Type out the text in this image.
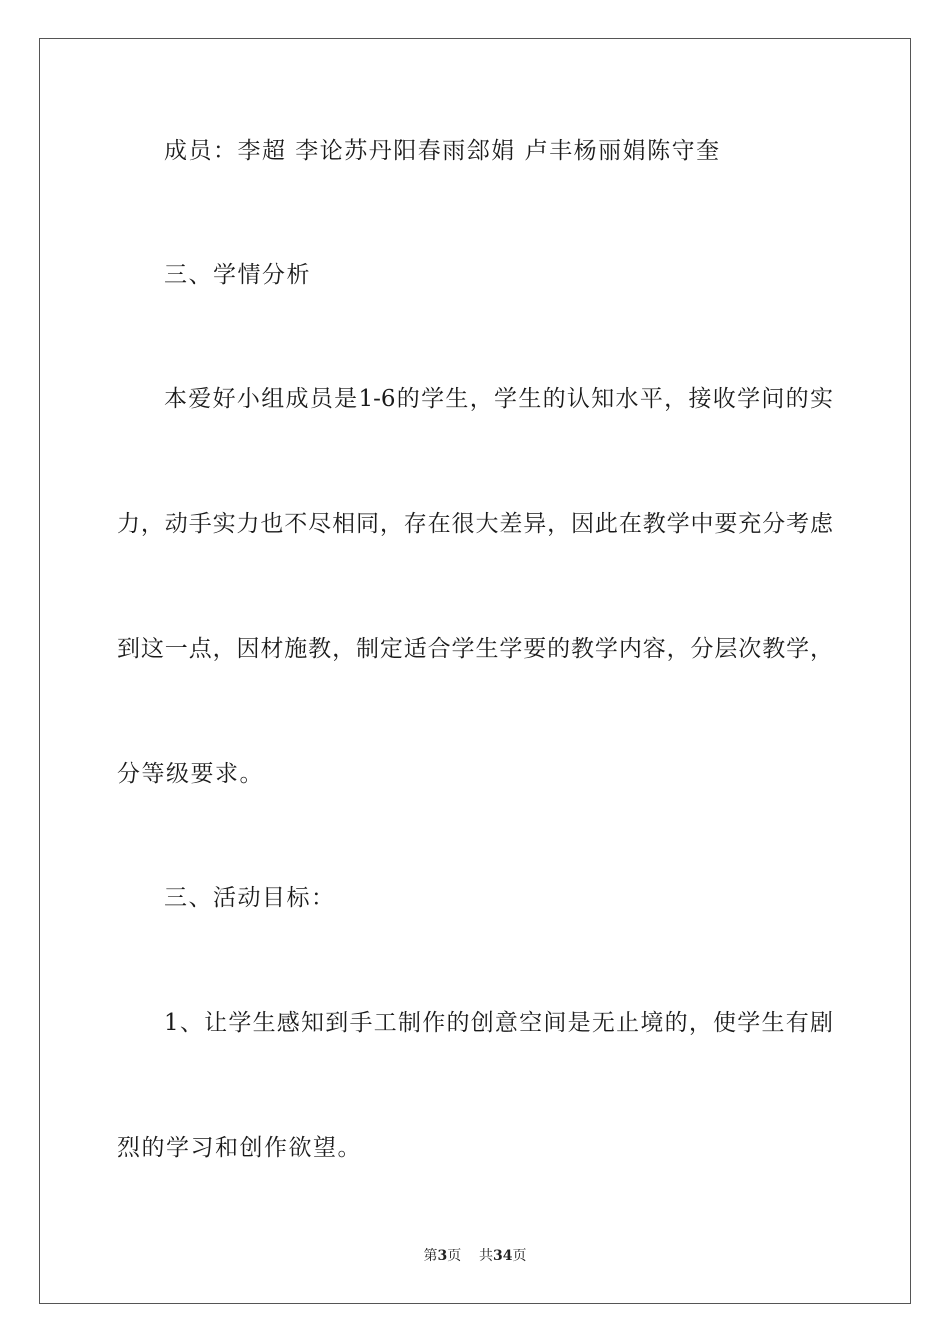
成员：李超 李论苏丹阳春雨郐娟 卢丰杨丽娟陈守奎
三、学情分析
本爱好小组成员是1-6的学生，学生的认知水平，接收学问的实
力，动手实力也不尽相同，存在很大差异，因此在教学中要充分考虑
到这一点，因材施教，制定适合学生学要的教学内容，分层次教学，
分等级要求。
三、活动目标：
1、让学生感知到手工制作的创意空间是无止境的，使学生有剧
烈的学习和创作欲望。
第3页 共34页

* * * *

(Instructions for the task) Copy everything in the records above except the pictures, exactly as written.

(Solution to this exercise)
Type out the text in this image.
成员：李超 李论苏丹阳春雨郐娟 卢丰杨丽娟陈守奎
三、学情分析
本爱好小组成员是1-6的学生，学生的认知水平，接收学问的实
力，动手实力也不尽相同，存在很大差异，因此在教学中要充分考虑
到这一点，因材施教，制定适合学生学要的教学内容，分层次教学，
分等级要求。
三、活动目标：
1、让学生感知到手工制作的创意空间是无止境的，使学生有剧
烈的学习和创作欲望。
第3页 共34页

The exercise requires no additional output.